• _Exercise goal_
The records below are to be repeated in full, exactly as they are.

start

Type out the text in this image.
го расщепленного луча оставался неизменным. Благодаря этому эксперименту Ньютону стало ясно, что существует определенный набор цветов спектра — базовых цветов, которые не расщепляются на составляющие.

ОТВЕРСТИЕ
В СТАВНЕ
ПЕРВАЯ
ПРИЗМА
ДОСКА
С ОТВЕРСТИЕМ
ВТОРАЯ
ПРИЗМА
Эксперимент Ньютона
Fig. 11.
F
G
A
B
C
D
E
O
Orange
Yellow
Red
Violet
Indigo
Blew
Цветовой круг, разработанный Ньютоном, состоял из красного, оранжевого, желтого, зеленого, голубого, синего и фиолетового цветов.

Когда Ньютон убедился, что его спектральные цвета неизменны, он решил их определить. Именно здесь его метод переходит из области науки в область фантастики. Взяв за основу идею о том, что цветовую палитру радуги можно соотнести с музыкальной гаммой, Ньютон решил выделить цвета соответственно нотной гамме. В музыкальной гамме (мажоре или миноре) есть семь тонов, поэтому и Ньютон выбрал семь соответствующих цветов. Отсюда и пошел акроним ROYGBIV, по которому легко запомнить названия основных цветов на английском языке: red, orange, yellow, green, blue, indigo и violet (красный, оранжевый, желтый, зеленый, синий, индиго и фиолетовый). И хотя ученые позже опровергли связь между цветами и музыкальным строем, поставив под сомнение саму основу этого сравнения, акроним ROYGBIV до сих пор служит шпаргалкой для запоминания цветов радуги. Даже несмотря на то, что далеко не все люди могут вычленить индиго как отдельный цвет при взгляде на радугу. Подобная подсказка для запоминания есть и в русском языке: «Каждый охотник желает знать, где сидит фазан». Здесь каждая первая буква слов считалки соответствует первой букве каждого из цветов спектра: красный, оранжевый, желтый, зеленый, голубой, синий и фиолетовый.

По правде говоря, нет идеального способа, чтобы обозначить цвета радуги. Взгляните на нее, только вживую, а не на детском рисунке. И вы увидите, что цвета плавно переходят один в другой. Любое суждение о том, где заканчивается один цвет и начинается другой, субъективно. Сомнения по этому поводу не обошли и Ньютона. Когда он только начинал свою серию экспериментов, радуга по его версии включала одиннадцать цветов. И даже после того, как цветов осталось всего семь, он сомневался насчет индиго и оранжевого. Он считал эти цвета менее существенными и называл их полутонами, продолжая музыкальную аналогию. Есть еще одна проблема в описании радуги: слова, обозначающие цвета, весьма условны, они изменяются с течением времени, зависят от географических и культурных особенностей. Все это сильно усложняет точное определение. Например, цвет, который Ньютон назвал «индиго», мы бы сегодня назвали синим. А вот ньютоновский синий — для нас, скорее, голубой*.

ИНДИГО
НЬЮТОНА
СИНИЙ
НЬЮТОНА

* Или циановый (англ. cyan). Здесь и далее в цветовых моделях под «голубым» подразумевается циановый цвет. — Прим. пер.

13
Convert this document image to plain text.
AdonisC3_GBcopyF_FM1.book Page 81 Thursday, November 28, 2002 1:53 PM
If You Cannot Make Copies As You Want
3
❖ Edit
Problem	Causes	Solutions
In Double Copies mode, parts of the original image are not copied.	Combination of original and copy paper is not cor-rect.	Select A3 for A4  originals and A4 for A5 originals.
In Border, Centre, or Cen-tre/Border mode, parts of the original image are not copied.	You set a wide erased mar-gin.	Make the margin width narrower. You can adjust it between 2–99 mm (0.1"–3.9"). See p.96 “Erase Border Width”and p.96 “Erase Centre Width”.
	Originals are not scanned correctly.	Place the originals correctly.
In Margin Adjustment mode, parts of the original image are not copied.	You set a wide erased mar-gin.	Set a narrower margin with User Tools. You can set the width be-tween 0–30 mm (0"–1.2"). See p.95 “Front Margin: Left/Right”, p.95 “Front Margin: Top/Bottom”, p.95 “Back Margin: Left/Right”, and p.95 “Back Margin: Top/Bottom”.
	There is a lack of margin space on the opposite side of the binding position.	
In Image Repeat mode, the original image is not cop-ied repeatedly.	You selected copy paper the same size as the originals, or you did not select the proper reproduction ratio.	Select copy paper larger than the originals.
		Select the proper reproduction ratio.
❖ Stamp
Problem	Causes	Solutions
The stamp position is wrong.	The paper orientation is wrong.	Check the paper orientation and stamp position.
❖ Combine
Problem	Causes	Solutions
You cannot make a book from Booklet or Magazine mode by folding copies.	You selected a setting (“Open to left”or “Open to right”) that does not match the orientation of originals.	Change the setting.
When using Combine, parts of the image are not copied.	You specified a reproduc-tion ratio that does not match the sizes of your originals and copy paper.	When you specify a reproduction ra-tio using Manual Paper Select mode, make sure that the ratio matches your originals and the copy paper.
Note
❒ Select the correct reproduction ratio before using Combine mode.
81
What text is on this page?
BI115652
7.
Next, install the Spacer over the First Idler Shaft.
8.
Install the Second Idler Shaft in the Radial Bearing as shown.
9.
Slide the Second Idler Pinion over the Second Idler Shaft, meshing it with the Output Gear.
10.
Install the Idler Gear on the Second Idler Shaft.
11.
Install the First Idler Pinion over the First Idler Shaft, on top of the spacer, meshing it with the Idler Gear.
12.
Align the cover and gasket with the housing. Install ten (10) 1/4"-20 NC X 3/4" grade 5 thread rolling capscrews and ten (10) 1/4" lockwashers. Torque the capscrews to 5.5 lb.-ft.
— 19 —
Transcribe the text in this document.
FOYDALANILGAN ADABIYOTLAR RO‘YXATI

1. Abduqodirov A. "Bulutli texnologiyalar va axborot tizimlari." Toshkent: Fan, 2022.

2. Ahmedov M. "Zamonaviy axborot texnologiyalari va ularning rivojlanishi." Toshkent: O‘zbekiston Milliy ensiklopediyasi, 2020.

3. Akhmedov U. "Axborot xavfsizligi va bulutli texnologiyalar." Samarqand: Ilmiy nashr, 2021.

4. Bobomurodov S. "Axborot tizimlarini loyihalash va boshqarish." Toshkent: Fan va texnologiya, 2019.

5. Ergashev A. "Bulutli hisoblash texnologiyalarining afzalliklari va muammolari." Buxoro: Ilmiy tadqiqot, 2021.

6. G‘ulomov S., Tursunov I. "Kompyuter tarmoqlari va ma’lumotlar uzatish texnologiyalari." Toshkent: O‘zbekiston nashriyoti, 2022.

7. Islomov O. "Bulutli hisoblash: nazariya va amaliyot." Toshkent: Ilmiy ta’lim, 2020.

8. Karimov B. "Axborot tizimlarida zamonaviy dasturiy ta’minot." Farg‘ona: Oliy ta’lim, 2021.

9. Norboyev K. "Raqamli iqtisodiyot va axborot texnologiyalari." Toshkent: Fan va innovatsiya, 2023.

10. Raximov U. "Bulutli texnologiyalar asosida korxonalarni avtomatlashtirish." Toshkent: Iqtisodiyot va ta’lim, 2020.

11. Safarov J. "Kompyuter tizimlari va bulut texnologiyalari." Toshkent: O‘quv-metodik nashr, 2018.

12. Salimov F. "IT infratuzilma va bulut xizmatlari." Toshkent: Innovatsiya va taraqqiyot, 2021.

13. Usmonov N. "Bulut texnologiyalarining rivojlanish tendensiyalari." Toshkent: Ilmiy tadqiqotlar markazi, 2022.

end

• _Complete output_
Type out the text in this image.
го расщепленного луча оставался неизменным. Благодаря этому эксперименту Ньютону стало ясно, что существует определенный набор цветов спектра — базовых цветов, которые не расщепляются на составляющие.

ОТВЕРСТИЕ
В СТАВНЕ
ПЕРВАЯ
ПРИЗМА
ДОСКА
С ОТВЕРСТИЕМ
ВТОРАЯ
ПРИЗМА
Эксперимент Ньютона
Fig. 11.
F
G
A
B
C
D
E
O
Orange
Yellow
Red
Violet
Indigo
Blew
Цветовой круг, разработанный Ньютоном, состоял из красного, оранжевого, желтого, зеленого, голубого, синего и фиолетового цветов.

Когда Ньютон убедился, что его спектральные цвета неизменны, он решил их определить. Именно здесь его метод переходит из области науки в область фантастики. Взяв за основу идею о том, что цветовую палитру радуги можно соотнести с музыкальной гаммой, Ньютон решил выделить цвета соответственно нотной гамме. В музыкальной гамме (мажоре или миноре) есть семь тонов, поэтому и Ньютон выбрал семь соответствующих цветов. Отсюда и пошел акроним ROYGBIV, по которому легко запомнить названия основных цветов на английском языке: red, orange, yellow, green, blue, indigo и violet (красный, оранжевый, желтый, зеленый, синий, индиго и фиолетовый). И хотя ученые позже опровергли связь между цветами и музыкальным строем, поставив под сомнение саму основу этого сравнения, акроним ROYGBIV до сих пор служит шпаргалкой для запоминания цветов радуги. Даже несмотря на то, что далеко не все люди могут вычленить индиго как отдельный цвет при взгляде на радугу. Подобная подсказка для запоминания есть и в русском языке: «Каждый охотник желает знать, где сидит фазан». Здесь каждая первая буква слов считалки соответствует первой букве каждого из цветов спектра: красный, оранжевый, желтый, зеленый, голубой, синий и фиолетовый.

По правде говоря, нет идеального способа, чтобы обозначить цвета радуги. Взгляните на нее, только вживую, а не на детском рисунке. И вы увидите, что цвета плавно переходят один в другой. Любое суждение о том, где заканчивается один цвет и начинается другой, субъективно. Сомнения по этому поводу не обошли и Ньютона. Когда он только начинал свою серию экспериментов, радуга по его версии включала одиннадцать цветов. И даже после того, как цветов осталось всего семь, он сомневался насчет индиго и оранжевого. Он считал эти цвета менее существенными и называл их полутонами, продолжая музыкальную аналогию. Есть еще одна проблема в описании радуги: слова, обозначающие цвета, весьма условны, они изменяются с течением времени, зависят от географических и культурных особенностей. Все это сильно усложняет точное определение. Например, цвет, который Ньютон назвал «индиго», мы бы сегодня назвали синим. А вот ньютоновский синий — для нас, скорее, голубой*.

ИНДИГО
НЬЮТОНА
СИНИЙ
НЬЮТОНА

* Или циановый (англ. cyan). Здесь и далее в цветовых моделях под «голубым» подразумевается циановый цвет. — Прим. пер.

13
Convert this document image to plain text.
AdonisC3_GBcopyF_FM1.book Page 81 Thursday, November 28, 2002 1:53 PM
If You Cannot Make Copies As You Want
3
❖ Edit
Problem	Causes	Solutions
In Double Copies mode, parts of the original image are not copied.	Combination of original and copy paper is not cor-rect.	Select A3 for A4  originals and A4 for A5 originals.
In Border, Centre, or Cen-tre/Border mode, parts of the original image are not copied.	You set a wide erased mar-gin.	Make the margin width narrower. You can adjust it between 2–99 mm (0.1"–3.9"). See p.96 “Erase Border Width”and p.96 “Erase Centre Width”.
	Originals are not scanned correctly.	Place the originals correctly.
In Margin Adjustment mode, parts of the original image are not copied.	You set a wide erased mar-gin.	Set a narrower margin with User Tools. You can set the width be-tween 0–30 mm (0"–1.2"). See p.95 “Front Margin: Left/Right”, p.95 “Front Margin: Top/Bottom”, p.95 “Back Margin: Left/Right”, and p.95 “Back Margin: Top/Bottom”.
	There is a lack of margin space on the opposite side of the binding position.	
In Image Repeat mode, the original image is not cop-ied repeatedly.	You selected copy paper the same size as the originals, or you did not select the proper reproduction ratio.	Select copy paper larger than the originals.
		Select the proper reproduction ratio.
❖ Stamp
Problem	Causes	Solutions
The stamp position is wrong.	The paper orientation is wrong.	Check the paper orientation and stamp position.
❖ Combine
Problem	Causes	Solutions
You cannot make a book from Booklet or Magazine mode by folding copies.	You selected a setting (“Open to left”or “Open to right”) that does not match the orientation of originals.	Change the setting.
When using Combine, parts of the image are not copied.	You specified a reproduc-tion ratio that does not match the sizes of your originals and copy paper.	When you specify a reproduction ra-tio using Manual Paper Select mode, make sure that the ratio matches your originals and the copy paper.
Note
❒ Select the correct reproduction ratio before using Combine mode.
81
What text is on this page?
BI115652
7.
Next, install the Spacer over the First Idler Shaft.
8.
Install the Second Idler Shaft in the Radial Bearing as shown.
9.
Slide the Second Idler Pinion over the Second Idler Shaft, meshing it with the Output Gear.
10.
Install the Idler Gear on the Second Idler Shaft.
11.
Install the First Idler Pinion over the First Idler Shaft, on top of the spacer, meshing it with the Idler Gear.
12.
Align the cover and gasket with the housing. Install ten (10) 1/4"-20 NC X 3/4" grade 5 thread rolling capscrews and ten (10) 1/4" lockwashers. Torque the capscrews to 5.5 lb.-ft.
— 19 —
Transcribe the text in this document.
FOYDALANILGAN ADABIYOTLAR RO‘YXATI

1. Abduqodirov A. "Bulutli texnologiyalar va axborot tizimlari." Toshkent: Fan, 2022.

2. Ahmedov M. "Zamonaviy axborot texnologiyalari va ularning rivojlanishi." Toshkent: O‘zbekiston Milliy ensiklopediyasi, 2020.

3. Akhmedov U. "Axborot xavfsizligi va bulutli texnologiyalar." Samarqand: Ilmiy nashr, 2021.

4. Bobomurodov S. "Axborot tizimlarini loyihalash va boshqarish." Toshkent: Fan va texnologiya, 2019.

5. Ergashev A. "Bulutli hisoblash texnologiyalarining afzalliklari va muammolari." Buxoro: Ilmiy tadqiqot, 2021.

6. G‘ulomov S., Tursunov I. "Kompyuter tarmoqlari va ma’lumotlar uzatish texnologiyalari." Toshkent: O‘zbekiston nashriyoti, 2022.

7. Islomov O. "Bulutli hisoblash: nazariya va amaliyot." Toshkent: Ilmiy ta’lim, 2020.

8. Karimov B. "Axborot tizimlarida zamonaviy dasturiy ta’minot." Farg‘ona: Oliy ta’lim, 2021.

9. Norboyev K. "Raqamli iqtisodiyot va axborot texnologiyalari." Toshkent: Fan va innovatsiya, 2023.

10. Raximov U. "Bulutli texnologiyalar asosida korxonalarni avtomatlashtirish." Toshkent: Iqtisodiyot va ta’lim, 2020.

11. Safarov J. "Kompyuter tizimlari va bulut texnologiyalari." Toshkent: O‘quv-metodik nashr, 2018.

12. Salimov F. "IT infratuzilma va bulut xizmatlari." Toshkent: Innovatsiya va taraqqiyot, 2021.

13. Usmonov N. "Bulut texnologiyalarining rivojlanish tendensiyalari." Toshkent: Ilmiy tadqiqotlar markazi, 2022.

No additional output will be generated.